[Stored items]

----

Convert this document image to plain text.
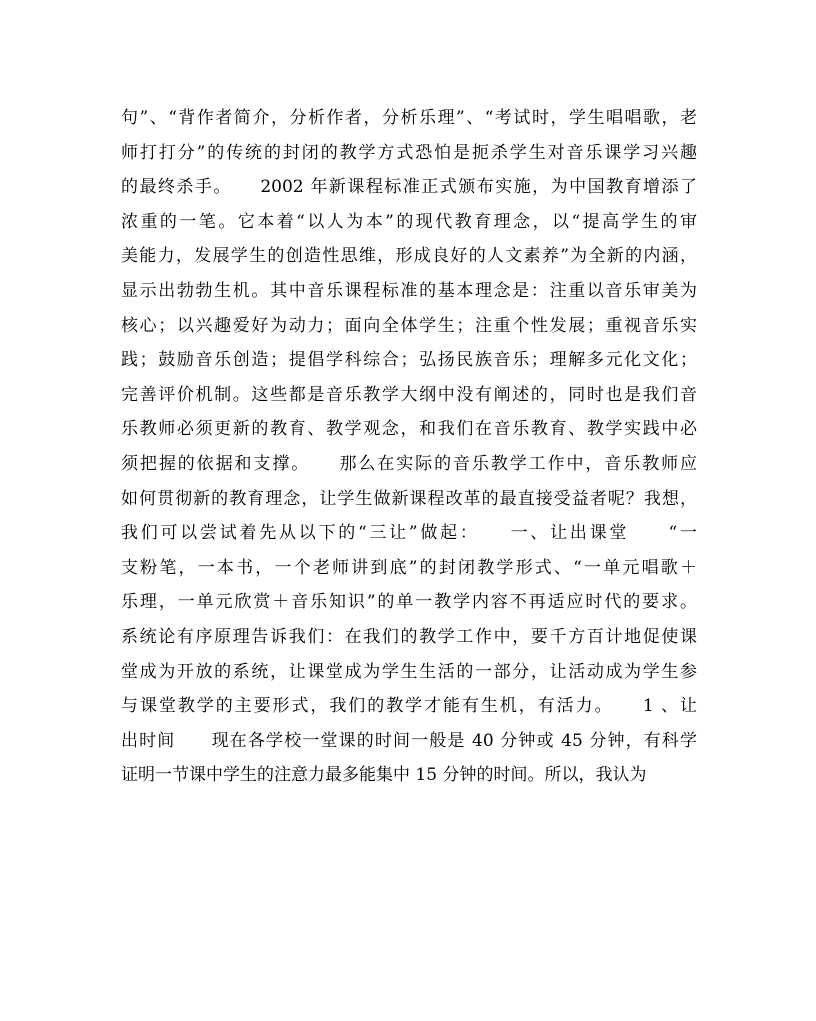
句”、“背作者简介，分析作者，分析乐理”、“考试时，学生唱唱歌，老
师打打分”的传统的封闭的教学方式恐怕是扼杀学生对音乐课学习兴趣
的最终杀手。　　2002 年新课程标准正式颁布实施，为中国教育增添了
浓重的一笔。它本着“以人为本”的现代教育理念，以“提高学生的审
美能力，发展学生的创造性思维，形成良好的人文素养”为全新的内涵，
显示出勃勃生机。其中音乐课程标准的基本理念是：注重以音乐审美为
核心；以兴趣爱好为动力；面向全体学生；注重个性发展；重视音乐实
践；鼓励音乐创造；提倡学科综合；弘扬民族音乐；理解多元化文化；
完善评价机制。这些都是音乐教学大纲中没有阐述的，同时也是我们音
乐教师必须更新的教育、教学观念，和我们在音乐教育、教学实践中必
须把握的依据和支撑。　　那么在实际的音乐教学工作中，音乐教师应
如何贯彻新的教育理念，让学生做新课程改革的最直接受益者呢？我想，
我们可以尝试着先从以下的“三让”做起：　　一、让出课堂　　“一
支粉笔，一本书，一个老师讲到底”的封闭教学形式、“一单元唱歌＋
乐理，一单元欣赏＋音乐知识”的单一教学内容不再适应时代的要求。
系统论有序原理告诉我们：在我们的教学工作中，要千方百计地促使课
堂成为开放的系统，让课堂成为学生生活的一部分，让活动成为学生参
与课堂教学的主要形式，我们的教学才能有生机，有活力。　　1 、让
出时间　　现在各学校一堂课的时间一般是 40 分钟或 45 分钟，有科学
证明一节课中学生的注意力最多能集中 15 分钟的时间。所以，我认为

----

Exact duplication of all the records is required; pictures are omitted from the copy.

— TASK RESPONSE —
Convert this document image to plain text.
句”、“背作者简介，分析作者，分析乐理”、“考试时，学生唱唱歌，老
师打打分”的传统的封闭的教学方式恐怕是扼杀学生对音乐课学习兴趣
的最终杀手。　　2002 年新课程标准正式颁布实施，为中国教育增添了
浓重的一笔。它本着“以人为本”的现代教育理念，以“提高学生的审
美能力，发展学生的创造性思维，形成良好的人文素养”为全新的内涵，
显示出勃勃生机。其中音乐课程标准的基本理念是：注重以音乐审美为
核心；以兴趣爱好为动力；面向全体学生；注重个性发展；重视音乐实
践；鼓励音乐创造；提倡学科综合；弘扬民族音乐；理解多元化文化；
完善评价机制。这些都是音乐教学大纲中没有阐述的，同时也是我们音
乐教师必须更新的教育、教学观念，和我们在音乐教育、教学实践中必
须把握的依据和支撑。　　那么在实际的音乐教学工作中，音乐教师应
如何贯彻新的教育理念，让学生做新课程改革的最直接受益者呢？我想，
我们可以尝试着先从以下的“三让”做起：　　一、让出课堂　　“一
支粉笔，一本书，一个老师讲到底”的封闭教学形式、“一单元唱歌＋
乐理，一单元欣赏＋音乐知识”的单一教学内容不再适应时代的要求。
系统论有序原理告诉我们：在我们的教学工作中，要千方百计地促使课
堂成为开放的系统，让课堂成为学生生活的一部分，让活动成为学生参
与课堂教学的主要形式，我们的教学才能有生机，有活力。　　1 、让
出时间　　现在各学校一堂课的时间一般是 40 分钟或 45 分钟，有科学
证明一节课中学生的注意力最多能集中 15 分钟的时间。所以，我认为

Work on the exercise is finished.